Work to be completed -
Below is a listing; copy all of it exactly.

>> start Stored records

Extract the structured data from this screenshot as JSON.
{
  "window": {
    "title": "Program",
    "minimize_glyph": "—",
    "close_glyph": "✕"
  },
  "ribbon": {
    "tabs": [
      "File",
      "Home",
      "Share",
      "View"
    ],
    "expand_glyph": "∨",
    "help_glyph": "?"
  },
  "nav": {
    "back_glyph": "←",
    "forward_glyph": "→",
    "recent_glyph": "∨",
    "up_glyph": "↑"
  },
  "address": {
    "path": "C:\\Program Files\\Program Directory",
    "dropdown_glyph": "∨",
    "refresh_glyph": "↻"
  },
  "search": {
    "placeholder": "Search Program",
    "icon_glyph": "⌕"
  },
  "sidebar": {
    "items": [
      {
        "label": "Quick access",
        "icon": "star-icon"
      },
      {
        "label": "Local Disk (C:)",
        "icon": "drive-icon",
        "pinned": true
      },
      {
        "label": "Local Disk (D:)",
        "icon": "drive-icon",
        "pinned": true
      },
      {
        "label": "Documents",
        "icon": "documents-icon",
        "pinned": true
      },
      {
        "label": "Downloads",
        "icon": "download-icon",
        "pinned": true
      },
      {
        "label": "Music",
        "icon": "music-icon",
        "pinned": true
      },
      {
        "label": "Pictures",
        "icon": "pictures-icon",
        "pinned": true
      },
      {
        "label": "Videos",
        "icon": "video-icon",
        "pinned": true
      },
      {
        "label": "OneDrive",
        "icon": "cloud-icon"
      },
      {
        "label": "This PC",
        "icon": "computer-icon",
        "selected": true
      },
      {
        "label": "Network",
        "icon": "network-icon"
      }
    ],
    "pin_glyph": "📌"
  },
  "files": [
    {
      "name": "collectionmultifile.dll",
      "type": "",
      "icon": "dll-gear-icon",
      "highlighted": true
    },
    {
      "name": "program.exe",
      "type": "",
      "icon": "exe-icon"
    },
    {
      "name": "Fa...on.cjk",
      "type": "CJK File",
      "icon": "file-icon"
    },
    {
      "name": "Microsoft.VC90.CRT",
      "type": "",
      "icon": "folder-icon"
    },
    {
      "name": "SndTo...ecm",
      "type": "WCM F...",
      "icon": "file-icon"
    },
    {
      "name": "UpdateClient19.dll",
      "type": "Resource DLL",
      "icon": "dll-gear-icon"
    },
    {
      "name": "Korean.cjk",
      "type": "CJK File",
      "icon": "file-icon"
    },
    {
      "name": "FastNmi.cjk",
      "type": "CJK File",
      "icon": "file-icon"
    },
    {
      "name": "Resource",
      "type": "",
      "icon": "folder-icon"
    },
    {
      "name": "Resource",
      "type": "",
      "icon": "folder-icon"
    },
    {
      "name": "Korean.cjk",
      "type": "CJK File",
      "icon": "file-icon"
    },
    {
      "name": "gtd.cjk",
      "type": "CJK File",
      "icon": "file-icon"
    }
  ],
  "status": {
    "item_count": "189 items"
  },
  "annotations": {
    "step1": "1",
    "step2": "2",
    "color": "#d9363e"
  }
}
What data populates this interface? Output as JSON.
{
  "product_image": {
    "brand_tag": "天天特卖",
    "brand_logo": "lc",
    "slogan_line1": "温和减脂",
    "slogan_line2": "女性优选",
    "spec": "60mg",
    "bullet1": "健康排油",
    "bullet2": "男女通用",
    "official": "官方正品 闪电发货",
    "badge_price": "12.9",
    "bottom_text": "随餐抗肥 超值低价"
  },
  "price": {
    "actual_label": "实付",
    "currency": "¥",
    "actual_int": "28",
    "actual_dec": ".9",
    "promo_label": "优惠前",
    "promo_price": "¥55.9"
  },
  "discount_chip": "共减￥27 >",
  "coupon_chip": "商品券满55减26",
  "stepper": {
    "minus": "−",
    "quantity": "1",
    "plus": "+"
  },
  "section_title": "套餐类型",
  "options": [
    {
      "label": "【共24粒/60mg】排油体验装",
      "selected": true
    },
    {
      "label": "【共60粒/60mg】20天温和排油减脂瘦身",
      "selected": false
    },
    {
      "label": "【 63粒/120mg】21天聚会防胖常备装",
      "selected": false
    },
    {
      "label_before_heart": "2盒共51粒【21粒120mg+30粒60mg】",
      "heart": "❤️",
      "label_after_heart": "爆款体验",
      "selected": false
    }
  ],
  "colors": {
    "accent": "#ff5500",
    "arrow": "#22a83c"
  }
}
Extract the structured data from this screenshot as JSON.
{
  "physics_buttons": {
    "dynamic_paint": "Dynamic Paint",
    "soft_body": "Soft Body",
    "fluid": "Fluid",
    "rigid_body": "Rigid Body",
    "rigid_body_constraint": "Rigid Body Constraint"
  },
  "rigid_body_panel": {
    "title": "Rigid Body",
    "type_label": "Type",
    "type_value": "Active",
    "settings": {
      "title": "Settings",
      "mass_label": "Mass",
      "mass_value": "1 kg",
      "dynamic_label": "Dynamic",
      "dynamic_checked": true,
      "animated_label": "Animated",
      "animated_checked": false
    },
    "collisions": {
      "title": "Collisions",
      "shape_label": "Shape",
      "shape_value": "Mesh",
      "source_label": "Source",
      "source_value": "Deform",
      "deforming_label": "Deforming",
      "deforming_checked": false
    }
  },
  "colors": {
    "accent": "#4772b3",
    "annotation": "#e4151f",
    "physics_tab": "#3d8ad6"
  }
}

>> end Stored records

Exercise response -
Extract the structured data from this screenshot as JSON.
{
  "window": {
    "title": "Program",
    "minimize_glyph": "—",
    "close_glyph": "✕"
  },
  "ribbon": {
    "tabs": [
      "File",
      "Home",
      "Share",
      "View"
    ],
    "expand_glyph": "∨",
    "help_glyph": "?"
  },
  "nav": {
    "back_glyph": "←",
    "forward_glyph": "→",
    "recent_glyph": "∨",
    "up_glyph": "↑"
  },
  "address": {
    "path": "C:\\Program Files\\Program Directory",
    "dropdown_glyph": "∨",
    "refresh_glyph": "↻"
  },
  "search": {
    "placeholder": "Search Program",
    "icon_glyph": "⌕"
  },
  "sidebar": {
    "items": [
      {
        "label": "Quick access",
        "icon": "star-icon"
      },
      {
        "label": "Local Disk (C:)",
        "icon": "drive-icon",
        "pinned": true
      },
      {
        "label": "Local Disk (D:)",
        "icon": "drive-icon",
        "pinned": true
      },
      {
        "label": "Documents",
        "icon": "documents-icon",
        "pinned": true
      },
      {
        "label": "Downloads",
        "icon": "download-icon",
        "pinned": true
      },
      {
        "label": "Music",
        "icon": "music-icon",
        "pinned": true
      },
      {
        "label": "Pictures",
        "icon": "pictures-icon",
        "pinned": true
      },
      {
        "label": "Videos",
        "icon": "video-icon",
        "pinned": true
      },
      {
        "label": "OneDrive",
        "icon": "cloud-icon"
      },
      {
        "label": "This PC",
        "icon": "computer-icon",
        "selected": true
      },
      {
        "label": "Network",
        "icon": "network-icon"
      }
    ],
    "pin_glyph": "📌"
  },
  "files": [
    {
      "name": "collectionmultifile.dll",
      "type": "",
      "icon": "dll-gear-icon",
      "highlighted": true
    },
    {
      "name": "program.exe",
      "type": "",
      "icon": "exe-icon"
    },
    {
      "name": "Fa...on.cjk",
      "type": "CJK File",
      "icon": "file-icon"
    },
    {
      "name": "Microsoft.VC90.CRT",
      "type": "",
      "icon": "folder-icon"
    },
    {
      "name": "SndTo...ecm",
      "type": "WCM F...",
      "icon": "file-icon"
    },
    {
      "name": "UpdateClient19.dll",
      "type": "Resource DLL",
      "icon": "dll-gear-icon"
    },
    {
      "name": "Korean.cjk",
      "type": "CJK File",
      "icon": "file-icon"
    },
    {
      "name": "FastNmi.cjk",
      "type": "CJK File",
      "icon": "file-icon"
    },
    {
      "name": "Resource",
      "type": "",
      "icon": "folder-icon"
    },
    {
      "name": "Resource",
      "type": "",
      "icon": "folder-icon"
    },
    {
      "name": "Korean.cjk",
      "type": "CJK File",
      "icon": "file-icon"
    },
    {
      "name": "gtd.cjk",
      "type": "CJK File",
      "icon": "file-icon"
    }
  ],
  "status": {
    "item_count": "189 items"
  },
  "annotations": {
    "step1": "1",
    "step2": "2",
    "color": "#d9363e"
  }
}
What data populates this interface? Output as JSON.
{
  "product_image": {
    "brand_tag": "天天特卖",
    "brand_logo": "lc",
    "slogan_line1": "温和减脂",
    "slogan_line2": "女性优选",
    "spec": "60mg",
    "bullet1": "健康排油",
    "bullet2": "男女通用",
    "official": "官方正品 闪电发货",
    "badge_price": "12.9",
    "bottom_text": "随餐抗肥 超值低价"
  },
  "price": {
    "actual_label": "实付",
    "currency": "¥",
    "actual_int": "28",
    "actual_dec": ".9",
    "promo_label": "优惠前",
    "promo_price": "¥55.9"
  },
  "discount_chip": "共减￥27 >",
  "coupon_chip": "商品券满55减26",
  "stepper": {
    "minus": "−",
    "quantity": "1",
    "plus": "+"
  },
  "section_title": "套餐类型",
  "options": [
    {
      "label": "【共24粒/60mg】排油体验装",
      "selected": true
    },
    {
      "label": "【共60粒/60mg】20天温和排油减脂瘦身",
      "selected": false
    },
    {
      "label": "【 63粒/120mg】21天聚会防胖常备装",
      "selected": false
    },
    {
      "label_before_heart": "2盒共51粒【21粒120mg+30粒60mg】",
      "heart": "❤️",
      "label_after_heart": "爆款体验",
      "selected": false
    }
  ],
  "colors": {
    "accent": "#ff5500",
    "arrow": "#22a83c"
  }
}
Extract the structured data from this screenshot as JSON.
{
  "physics_buttons": {
    "dynamic_paint": "Dynamic Paint",
    "soft_body": "Soft Body",
    "fluid": "Fluid",
    "rigid_body": "Rigid Body",
    "rigid_body_constraint": "Rigid Body Constraint"
  },
  "rigid_body_panel": {
    "title": "Rigid Body",
    "type_label": "Type",
    "type_value": "Active",
    "settings": {
      "title": "Settings",
      "mass_label": "Mass",
      "mass_value": "1 kg",
      "dynamic_label": "Dynamic",
      "dynamic_checked": true,
      "animated_label": "Animated",
      "animated_checked": false
    },
    "collisions": {
      "title": "Collisions",
      "shape_label": "Shape",
      "shape_value": "Mesh",
      "source_label": "Source",
      "source_value": "Deform",
      "deforming_label": "Deforming",
      "deforming_checked": false
    }
  },
  "colors": {
    "accent": "#4772b3",
    "annotation": "#e4151f",
    "physics_tab": "#3d8ad6"
  }
}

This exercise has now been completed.